▶ **Work required**: For every line in the data below that contains "rmse", copy the line.

++++++++++

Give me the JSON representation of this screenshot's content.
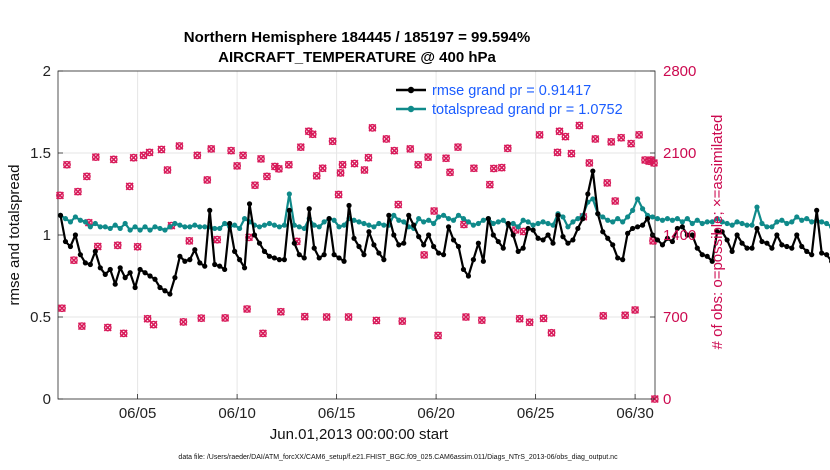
{
  "chart_data": {
    "type": "line",
    "title": "Northern Hemisphere 184445 / 185197 = 99.594%",
    "subtitle": "AIRCRAFT_TEMPERATURE @ 400 hPa",
    "xlabel": "Jun.01,2013 00:00:00 start",
    "ylabel": "rmse and totalspread",
    "y2label": "# of obs: o=possible; ×=assimilated",
    "footnote": "data file: /Users/raeder/DAI/ATM_forcXX/CAM6_setup/f.e21.FHIST_BGC.f09_025.CAM6assim.011/Diags_NTrS_2013-06/obs_diag_output.nc",
    "x_ticks": [
      {
        "v": 5,
        "label": "06/05"
      },
      {
        "v": 10,
        "label": "06/10"
      },
      {
        "v": 15,
        "label": "06/15"
      },
      {
        "v": 20,
        "label": "06/20"
      },
      {
        "v": 25,
        "label": "06/25"
      },
      {
        "v": 30,
        "label": "06/30"
      }
    ],
    "y_ticks": [
      "0",
      "0.5",
      "1",
      "1.5",
      "2"
    ],
    "y2_ticks": [
      "0",
      "700",
      "1400",
      "2100",
      "2800"
    ],
    "ylim": [
      0,
      2
    ],
    "y2lim": [
      0,
      2800
    ],
    "xlim": [
      1,
      31
    ],
    "colors": {
      "rmse": "#000000",
      "spread": "#0f8a8a",
      "obs": "#d81a5a",
      "legend_text": "#1a5cff",
      "right_axis": "#cc0a50"
    },
    "series": [
      {
        "name": "rmse grand pr = 0.91417",
        "key": "rmse",
        "t0": 1.125,
        "dt": 0.25,
        "values": [
          1.12,
          0.96,
          0.93,
          1.0,
          0.88,
          0.83,
          0.82,
          0.9,
          0.8,
          0.76,
          0.79,
          0.7,
          0.8,
          0.74,
          0.77,
          0.68,
          0.79,
          0.77,
          0.75,
          0.73,
          0.68,
          0.66,
          0.64,
          0.74,
          0.87,
          0.84,
          0.85,
          0.91,
          0.83,
          0.81,
          1.15,
          0.82,
          0.81,
          0.79,
          1.07,
          0.9,
          0.85,
          0.8,
          1.19,
          1.0,
          0.95,
          0.9,
          0.87,
          0.86,
          0.85,
          0.85,
          1.15,
          0.95,
          0.88,
          0.86,
          1.16,
          0.92,
          0.86,
          0.88,
          1.1,
          0.88,
          0.86,
          0.84,
          1.18,
          0.98,
          0.93,
          0.88,
          1.02,
          0.94,
          0.89,
          0.85,
          1.12,
          1.0,
          0.94,
          0.95,
          1.12,
          1.06,
          0.99,
          0.94,
          1.0,
          0.93,
          0.89,
          0.88,
          1.05,
          0.97,
          0.93,
          0.79,
          0.75,
          0.85,
          0.95,
          0.84,
          1.1,
          1.0,
          0.96,
          0.92,
          1.07,
          1.0,
          0.9,
          0.92,
          1.04,
          1.03,
          0.98,
          0.97,
          1.0,
          0.95,
          1.12,
          0.99,
          0.95,
          0.97,
          1.04,
          1.1,
          1.25,
          1.39,
          1.13,
          1.02,
          0.98,
          0.94,
          0.86,
          0.85,
          1.01,
          1.04,
          1.05,
          1.06,
          1.1,
          1.0,
          0.97,
          0.94,
          0.98,
          0.96,
          1.04,
          1.05,
          1.0,
          1.0,
          0.92,
          0.88,
          0.87,
          0.84,
          1.02,
          1.02,
          0.97,
          0.9,
          1.0,
          0.95,
          0.92,
          0.92,
          1.04,
          0.96,
          0.95,
          0.92,
          1.0,
          0.94,
          0.93,
          0.92,
          1.0,
          0.93,
          0.9,
          0.88,
          1.15,
          0.89,
          0.88,
          0.84
        ],
        "color": "#000000"
      },
      {
        "name": "totalspread grand pr = 1.0752",
        "key": "spread",
        "t0": 1.125,
        "dt": 0.25,
        "values": [
          1.12,
          1.1,
          1.08,
          1.11,
          1.09,
          1.08,
          1.05,
          1.07,
          1.05,
          1.05,
          1.04,
          1.06,
          1.04,
          1.07,
          1.03,
          1.05,
          1.03,
          1.05,
          1.03,
          1.05,
          1.04,
          1.03,
          1.05,
          1.07,
          1.06,
          1.05,
          1.05,
          1.06,
          1.05,
          1.05,
          1.05,
          1.04,
          1.04,
          1.07,
          1.05,
          1.06,
          1.04,
          1.1,
          1.08,
          1.06,
          1.05,
          1.06,
          1.07,
          1.06,
          1.05,
          1.06,
          1.25,
          1.06,
          1.05,
          1.04,
          1.1,
          1.06,
          1.05,
          1.08,
          1.1,
          1.09,
          1.05,
          1.06,
          1.1,
          1.09,
          1.08,
          1.07,
          1.06,
          1.05,
          1.07,
          1.06,
          1.06,
          1.12,
          1.09,
          1.08,
          1.05,
          1.04,
          1.1,
          1.08,
          1.09,
          1.07,
          1.11,
          1.12,
          1.1,
          1.09,
          1.12,
          1.1,
          1.08,
          1.06,
          1.07,
          1.09,
          1.1,
          1.07,
          1.08,
          1.09,
          1.06,
          1.07,
          1.05,
          1.09,
          1.08,
          1.06,
          1.07,
          1.08,
          1.07,
          1.06,
          1.13,
          1.11,
          1.05,
          1.08,
          1.1,
          1.12,
          1.2,
          1.22,
          1.13,
          1.11,
          1.09,
          1.08,
          1.1,
          1.08,
          1.11,
          1.15,
          1.22,
          1.16,
          1.12,
          1.11,
          1.1,
          1.09,
          1.1,
          1.09,
          1.1,
          1.08,
          1.1,
          1.07,
          1.09,
          1.07,
          1.08,
          1.08,
          1.1,
          1.08,
          1.07,
          1.06,
          1.08,
          1.07,
          1.06,
          1.06,
          1.17,
          1.07,
          1.05,
          1.05,
          1.08,
          1.09,
          1.07,
          1.08,
          1.11,
          1.09,
          1.1,
          1.08,
          1.09,
          1.08,
          1.07,
          1.05
        ],
        "color": "#0f8a8a"
      }
    ],
    "obs_count_points": [
      [
        1.1,
        1738
      ],
      [
        1.2,
        775
      ],
      [
        1.45,
        2000
      ],
      [
        1.8,
        1185
      ],
      [
        2.0,
        1770
      ],
      [
        2.2,
        622
      ],
      [
        2.45,
        1900
      ],
      [
        2.55,
        1505
      ],
      [
        2.9,
        2065
      ],
      [
        3.0,
        1302
      ],
      [
        3.5,
        610
      ],
      [
        3.8,
        2045
      ],
      [
        4.0,
        1312
      ],
      [
        4.3,
        560
      ],
      [
        4.6,
        1815
      ],
      [
        4.8,
        2060
      ],
      [
        5.0,
        1300
      ],
      [
        5.3,
        2080
      ],
      [
        5.5,
        685
      ],
      [
        5.6,
        2105
      ],
      [
        5.8,
        635
      ],
      [
        6.2,
        2130
      ],
      [
        6.5,
        1955
      ],
      [
        6.7,
        1480
      ],
      [
        7.1,
        2160
      ],
      [
        7.3,
        658
      ],
      [
        7.6,
        1350
      ],
      [
        8.0,
        2080
      ],
      [
        8.2,
        690
      ],
      [
        8.5,
        1870
      ],
      [
        8.7,
        2135
      ],
      [
        9.0,
        1360
      ],
      [
        9.4,
        692
      ],
      [
        9.7,
        2120
      ],
      [
        10.0,
        1990
      ],
      [
        10.3,
        2080
      ],
      [
        10.5,
        768
      ],
      [
        10.6,
        1380
      ],
      [
        10.9,
        1825
      ],
      [
        11.2,
        2050
      ],
      [
        11.3,
        560
      ],
      [
        11.5,
        1900
      ],
      [
        11.9,
        1985
      ],
      [
        12.1,
        1965
      ],
      [
        12.2,
        745
      ],
      [
        12.6,
        2000
      ],
      [
        13.0,
        1345
      ],
      [
        13.2,
        2150
      ],
      [
        13.4,
        703
      ],
      [
        13.6,
        2285
      ],
      [
        13.8,
        2260
      ],
      [
        14.0,
        1905
      ],
      [
        14.3,
        1970
      ],
      [
        14.5,
        700
      ],
      [
        14.8,
        2200
      ],
      [
        15.1,
        1745
      ],
      [
        15.2,
        1930
      ],
      [
        15.3,
        2000
      ],
      [
        15.6,
        700
      ],
      [
        15.9,
        2010
      ],
      [
        16.4,
        1955
      ],
      [
        16.6,
        2060
      ],
      [
        16.8,
        2315
      ],
      [
        17.0,
        670
      ],
      [
        17.5,
        2220
      ],
      [
        17.9,
        2120
      ],
      [
        18.1,
        1660
      ],
      [
        18.3,
        665
      ],
      [
        18.7,
        2135
      ],
      [
        19.1,
        2000
      ],
      [
        19.4,
        1230
      ],
      [
        19.6,
        2065
      ],
      [
        19.9,
        1605
      ],
      [
        20.1,
        542
      ],
      [
        20.5,
        2055
      ],
      [
        20.7,
        1935
      ],
      [
        21.1,
        2150
      ],
      [
        21.4,
        1490
      ],
      [
        21.5,
        700
      ],
      [
        21.9,
        1970
      ],
      [
        22.3,
        673
      ],
      [
        22.7,
        1830
      ],
      [
        22.9,
        1968
      ],
      [
        23.3,
        1975
      ],
      [
        23.6,
        2140
      ],
      [
        24.0,
        1443
      ],
      [
        24.2,
        685
      ],
      [
        24.4,
        1430
      ],
      [
        24.7,
        655
      ],
      [
        25.2,
        2255
      ],
      [
        25.4,
        688
      ],
      [
        25.8,
        565
      ],
      [
        26.1,
        2105
      ],
      [
        26.2,
        2285
      ],
      [
        26.5,
        2240
      ],
      [
        26.8,
        2095
      ],
      [
        27.2,
        2335
      ],
      [
        27.4,
        1555
      ],
      [
        27.7,
        2015
      ],
      [
        28.0,
        2220
      ],
      [
        28.4,
        710
      ],
      [
        28.6,
        1845
      ],
      [
        28.8,
        2195
      ],
      [
        29.0,
        1690
      ],
      [
        29.3,
        2230
      ],
      [
        29.5,
        715
      ],
      [
        29.8,
        2180
      ],
      [
        30.0,
        760
      ],
      [
        30.2,
        2255
      ],
      [
        30.5,
        2040
      ],
      [
        30.7,
        2030
      ],
      [
        30.8,
        2040
      ],
      [
        30.9,
        1350
      ],
      [
        30.95,
        2015
      ],
      [
        30.99,
        0
      ]
    ]
  }
}
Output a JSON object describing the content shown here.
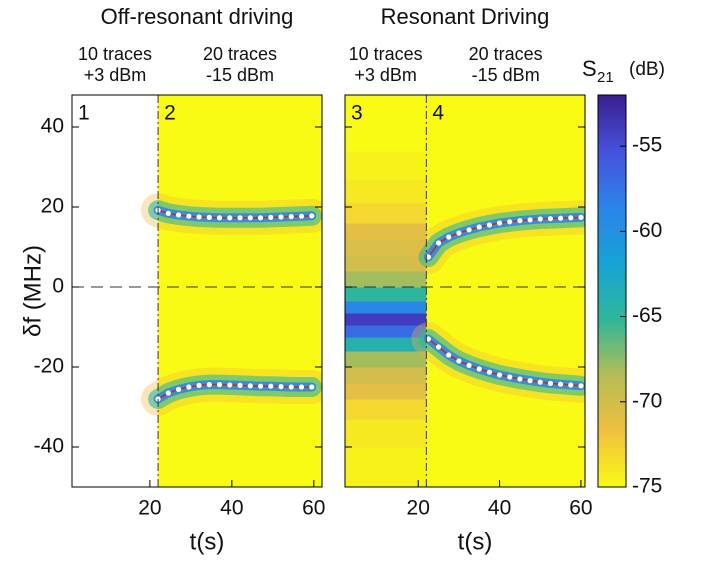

++++++++++

▶ **Correct result**:
    "ylabel": "rmse and totalspread",
      "rmse": "#000000",
        "name": "rmse grand pr = 0.91417",
        "key": "rmse",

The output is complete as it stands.